WHAT IS EXPECTED: From the entries below, please gather each line containing the string "label".

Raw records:
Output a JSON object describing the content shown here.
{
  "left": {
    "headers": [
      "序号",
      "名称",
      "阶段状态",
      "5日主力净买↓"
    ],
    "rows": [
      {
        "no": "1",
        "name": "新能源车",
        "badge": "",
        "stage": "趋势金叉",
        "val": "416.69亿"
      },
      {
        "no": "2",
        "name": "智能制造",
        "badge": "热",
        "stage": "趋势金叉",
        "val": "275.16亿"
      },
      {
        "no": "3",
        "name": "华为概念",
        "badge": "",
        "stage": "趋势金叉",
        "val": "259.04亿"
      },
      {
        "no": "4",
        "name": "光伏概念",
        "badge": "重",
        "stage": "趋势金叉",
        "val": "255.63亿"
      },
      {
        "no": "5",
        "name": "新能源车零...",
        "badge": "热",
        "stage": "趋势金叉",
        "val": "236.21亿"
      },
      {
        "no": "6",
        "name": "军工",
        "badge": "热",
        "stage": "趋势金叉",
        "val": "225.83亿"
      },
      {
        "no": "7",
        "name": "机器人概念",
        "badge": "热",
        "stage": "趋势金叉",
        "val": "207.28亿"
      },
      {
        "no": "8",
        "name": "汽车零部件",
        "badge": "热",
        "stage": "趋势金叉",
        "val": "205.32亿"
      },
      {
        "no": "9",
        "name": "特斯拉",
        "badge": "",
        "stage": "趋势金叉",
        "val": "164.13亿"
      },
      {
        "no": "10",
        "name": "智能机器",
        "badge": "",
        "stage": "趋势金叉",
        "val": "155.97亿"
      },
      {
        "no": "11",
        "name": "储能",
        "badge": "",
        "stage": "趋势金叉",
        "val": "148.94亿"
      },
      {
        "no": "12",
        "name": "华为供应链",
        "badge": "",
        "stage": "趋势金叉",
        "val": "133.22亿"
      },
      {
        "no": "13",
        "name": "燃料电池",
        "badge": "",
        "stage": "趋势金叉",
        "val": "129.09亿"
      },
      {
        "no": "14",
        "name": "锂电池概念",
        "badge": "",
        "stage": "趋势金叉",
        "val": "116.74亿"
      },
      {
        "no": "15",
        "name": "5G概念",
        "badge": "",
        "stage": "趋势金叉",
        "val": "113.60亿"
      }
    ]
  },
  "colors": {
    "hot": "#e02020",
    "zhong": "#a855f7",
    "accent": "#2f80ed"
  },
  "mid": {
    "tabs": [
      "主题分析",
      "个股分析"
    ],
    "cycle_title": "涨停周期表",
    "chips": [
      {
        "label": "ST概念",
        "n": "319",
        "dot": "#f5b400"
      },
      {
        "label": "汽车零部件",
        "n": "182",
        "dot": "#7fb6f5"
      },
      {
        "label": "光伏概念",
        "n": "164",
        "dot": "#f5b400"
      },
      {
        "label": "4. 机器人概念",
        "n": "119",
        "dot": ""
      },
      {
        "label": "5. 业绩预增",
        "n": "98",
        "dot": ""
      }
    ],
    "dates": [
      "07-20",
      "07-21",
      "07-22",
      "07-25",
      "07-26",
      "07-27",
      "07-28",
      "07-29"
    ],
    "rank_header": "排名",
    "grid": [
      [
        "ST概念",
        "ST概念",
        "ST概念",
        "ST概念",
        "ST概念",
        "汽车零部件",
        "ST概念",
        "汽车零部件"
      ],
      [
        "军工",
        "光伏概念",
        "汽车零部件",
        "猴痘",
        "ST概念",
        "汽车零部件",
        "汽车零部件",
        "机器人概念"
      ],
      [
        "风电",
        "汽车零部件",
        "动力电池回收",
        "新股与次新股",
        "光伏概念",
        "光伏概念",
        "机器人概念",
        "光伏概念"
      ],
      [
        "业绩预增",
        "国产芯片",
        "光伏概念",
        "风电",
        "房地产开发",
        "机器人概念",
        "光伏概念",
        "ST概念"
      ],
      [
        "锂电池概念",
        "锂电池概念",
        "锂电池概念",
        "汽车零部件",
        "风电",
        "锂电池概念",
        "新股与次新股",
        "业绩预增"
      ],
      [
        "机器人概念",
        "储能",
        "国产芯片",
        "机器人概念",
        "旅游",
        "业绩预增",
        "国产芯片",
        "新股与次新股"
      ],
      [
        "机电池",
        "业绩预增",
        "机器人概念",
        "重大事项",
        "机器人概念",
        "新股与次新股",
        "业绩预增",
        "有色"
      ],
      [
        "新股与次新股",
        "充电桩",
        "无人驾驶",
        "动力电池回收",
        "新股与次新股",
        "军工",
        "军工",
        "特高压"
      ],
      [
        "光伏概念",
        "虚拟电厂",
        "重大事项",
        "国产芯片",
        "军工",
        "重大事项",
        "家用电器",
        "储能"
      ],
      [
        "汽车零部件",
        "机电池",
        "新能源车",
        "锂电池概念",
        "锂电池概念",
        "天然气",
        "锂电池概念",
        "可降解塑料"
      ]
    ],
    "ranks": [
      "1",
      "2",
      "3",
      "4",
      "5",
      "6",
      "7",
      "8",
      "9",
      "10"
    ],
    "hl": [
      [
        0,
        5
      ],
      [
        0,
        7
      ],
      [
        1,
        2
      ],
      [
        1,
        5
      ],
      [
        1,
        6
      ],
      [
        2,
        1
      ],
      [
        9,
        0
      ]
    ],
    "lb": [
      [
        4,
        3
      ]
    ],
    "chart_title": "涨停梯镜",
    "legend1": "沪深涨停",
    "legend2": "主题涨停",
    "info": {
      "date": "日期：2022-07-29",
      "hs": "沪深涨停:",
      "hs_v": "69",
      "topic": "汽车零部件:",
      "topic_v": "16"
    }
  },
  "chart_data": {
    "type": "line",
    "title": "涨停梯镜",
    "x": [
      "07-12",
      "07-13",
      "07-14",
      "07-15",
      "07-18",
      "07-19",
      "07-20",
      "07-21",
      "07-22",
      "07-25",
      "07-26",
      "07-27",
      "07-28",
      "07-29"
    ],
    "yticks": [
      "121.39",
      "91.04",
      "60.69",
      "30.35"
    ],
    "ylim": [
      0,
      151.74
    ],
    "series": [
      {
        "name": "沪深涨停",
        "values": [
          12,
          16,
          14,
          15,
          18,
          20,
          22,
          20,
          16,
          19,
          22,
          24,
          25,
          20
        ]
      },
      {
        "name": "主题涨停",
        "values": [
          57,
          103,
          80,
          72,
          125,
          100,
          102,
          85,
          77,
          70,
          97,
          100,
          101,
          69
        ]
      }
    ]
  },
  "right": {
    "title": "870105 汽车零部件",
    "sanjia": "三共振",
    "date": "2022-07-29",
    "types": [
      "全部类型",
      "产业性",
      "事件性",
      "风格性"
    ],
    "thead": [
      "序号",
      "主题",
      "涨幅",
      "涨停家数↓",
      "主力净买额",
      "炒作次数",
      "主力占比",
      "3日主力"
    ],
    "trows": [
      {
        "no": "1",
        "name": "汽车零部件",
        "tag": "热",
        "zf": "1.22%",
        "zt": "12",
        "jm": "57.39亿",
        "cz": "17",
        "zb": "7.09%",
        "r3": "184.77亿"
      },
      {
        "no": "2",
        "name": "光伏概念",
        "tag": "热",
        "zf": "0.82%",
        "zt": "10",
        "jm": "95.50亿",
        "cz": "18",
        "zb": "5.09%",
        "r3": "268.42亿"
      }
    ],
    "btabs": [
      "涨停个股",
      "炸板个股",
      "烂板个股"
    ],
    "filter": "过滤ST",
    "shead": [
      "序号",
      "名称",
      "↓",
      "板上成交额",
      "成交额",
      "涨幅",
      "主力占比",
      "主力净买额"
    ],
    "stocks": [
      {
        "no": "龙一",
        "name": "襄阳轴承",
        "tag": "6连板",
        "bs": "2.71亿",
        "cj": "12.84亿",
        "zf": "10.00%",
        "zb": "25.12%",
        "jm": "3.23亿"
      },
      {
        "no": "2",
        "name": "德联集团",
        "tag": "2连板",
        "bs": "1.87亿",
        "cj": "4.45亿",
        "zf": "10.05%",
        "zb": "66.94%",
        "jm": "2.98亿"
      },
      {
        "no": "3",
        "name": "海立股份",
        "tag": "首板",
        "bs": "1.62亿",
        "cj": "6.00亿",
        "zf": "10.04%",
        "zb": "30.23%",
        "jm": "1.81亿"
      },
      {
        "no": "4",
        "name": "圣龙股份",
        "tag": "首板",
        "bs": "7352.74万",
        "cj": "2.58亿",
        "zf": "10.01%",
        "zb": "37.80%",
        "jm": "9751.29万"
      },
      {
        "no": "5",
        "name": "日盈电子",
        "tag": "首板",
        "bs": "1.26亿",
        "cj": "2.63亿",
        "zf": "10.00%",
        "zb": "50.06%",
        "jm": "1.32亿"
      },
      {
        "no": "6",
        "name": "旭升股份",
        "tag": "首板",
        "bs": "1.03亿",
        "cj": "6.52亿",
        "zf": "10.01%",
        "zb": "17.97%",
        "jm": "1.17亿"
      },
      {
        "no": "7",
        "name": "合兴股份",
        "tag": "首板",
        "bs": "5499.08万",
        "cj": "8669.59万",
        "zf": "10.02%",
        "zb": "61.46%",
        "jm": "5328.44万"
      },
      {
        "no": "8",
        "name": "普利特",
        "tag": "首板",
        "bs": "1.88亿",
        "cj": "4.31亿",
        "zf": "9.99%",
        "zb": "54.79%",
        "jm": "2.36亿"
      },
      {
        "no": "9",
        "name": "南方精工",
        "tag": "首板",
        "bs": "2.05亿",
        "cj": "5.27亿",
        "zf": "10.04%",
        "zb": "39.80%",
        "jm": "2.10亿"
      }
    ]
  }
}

TASK ANSWER:
        "label": "ST概念",
        "label": "汽车零部件",
        "label": "光伏概念",
        "label": "4. 机器人概念",
        "label": "5. 业绩预增",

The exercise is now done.